Exercise requirements> Exclude any images and output the remaining records exactly.

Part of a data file

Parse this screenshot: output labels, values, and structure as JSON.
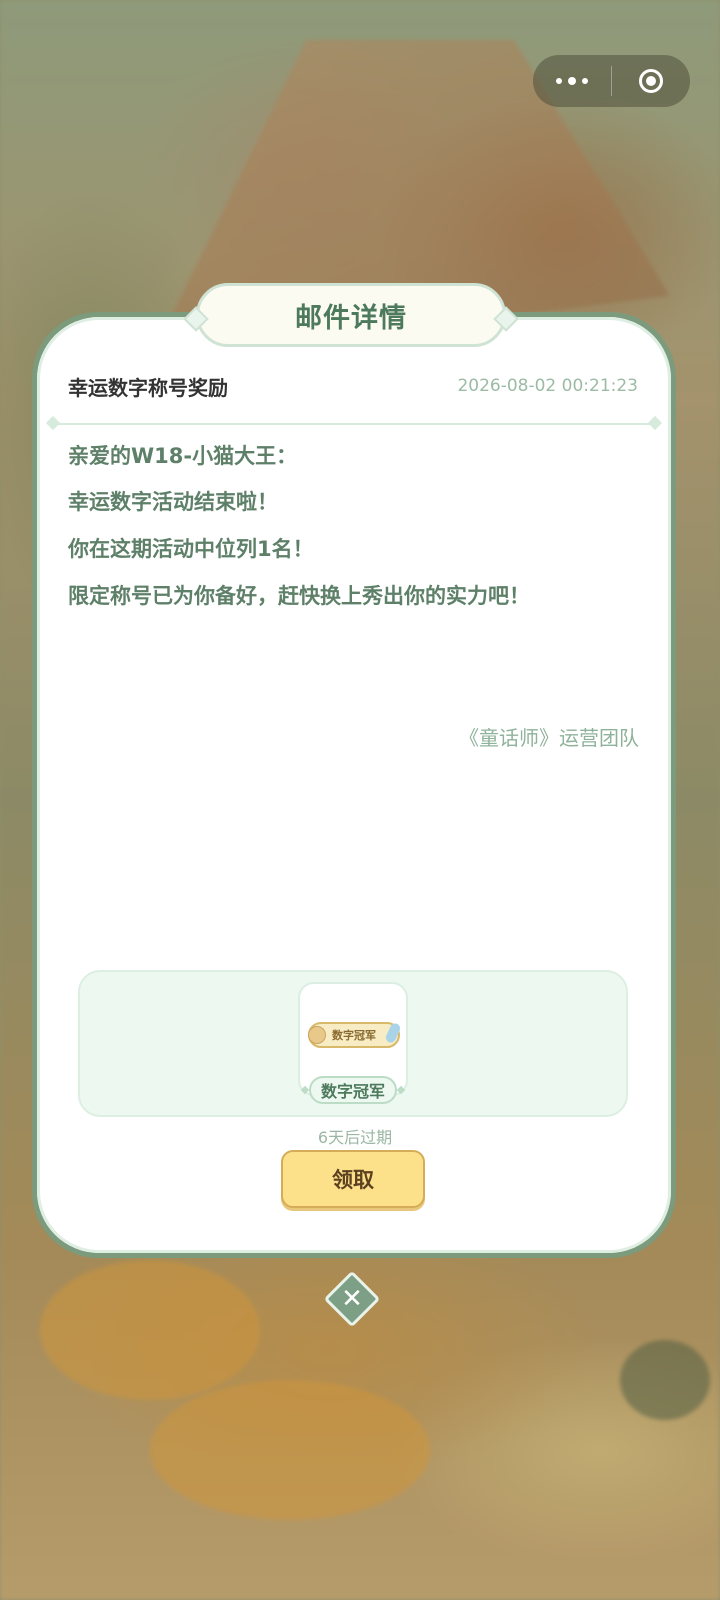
{
  "header": {
    "title": "邮件详情"
  },
  "mail": {
    "subject": "幸运数字称号奖励",
    "date": "2026-08-02 00:21:23",
    "greeting": "亲爱的W18-小猫大王：",
    "lines": [
      "幸运数字活动结束啦！",
      "你在这期活动中位列1名！",
      "限定称号已为你备好，赶快换上秀出你的实力吧！"
    ],
    "signature": "《童话师》运营团队"
  },
  "reward": {
    "badge_text": "数字冠军",
    "item_name": "数字冠军",
    "expire_text": "6天后过期"
  },
  "actions": {
    "claim_label": "领取"
  },
  "icons": {
    "more": "more-icon",
    "target": "record-icon",
    "close": "close-icon"
  },
  "colors": {
    "accent_green": "#4d7a5c",
    "claim_yellow": "#fde08a"
  }
}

Answer in full>
Parse this screenshot: output labels, values, and structure as JSON.
{
  "header": {
    "title": "邮件详情"
  },
  "mail": {
    "subject": "幸运数字称号奖励",
    "date": "2026-08-02 00:21:23",
    "greeting": "亲爱的W18-小猫大王：",
    "lines": [
      "幸运数字活动结束啦！",
      "你在这期活动中位列1名！",
      "限定称号已为你备好，赶快换上秀出你的实力吧！"
    ],
    "signature": "《童话师》运营团队"
  },
  "reward": {
    "badge_text": "数字冠军",
    "item_name": "数字冠军",
    "expire_text": "6天后过期"
  },
  "actions": {
    "claim_label": "领取"
  },
  "icons": {
    "more": "more-icon",
    "target": "record-icon",
    "close": "close-icon"
  },
  "colors": {
    "accent_green": "#4d7a5c",
    "claim_yellow": "#fde08a"
  }
}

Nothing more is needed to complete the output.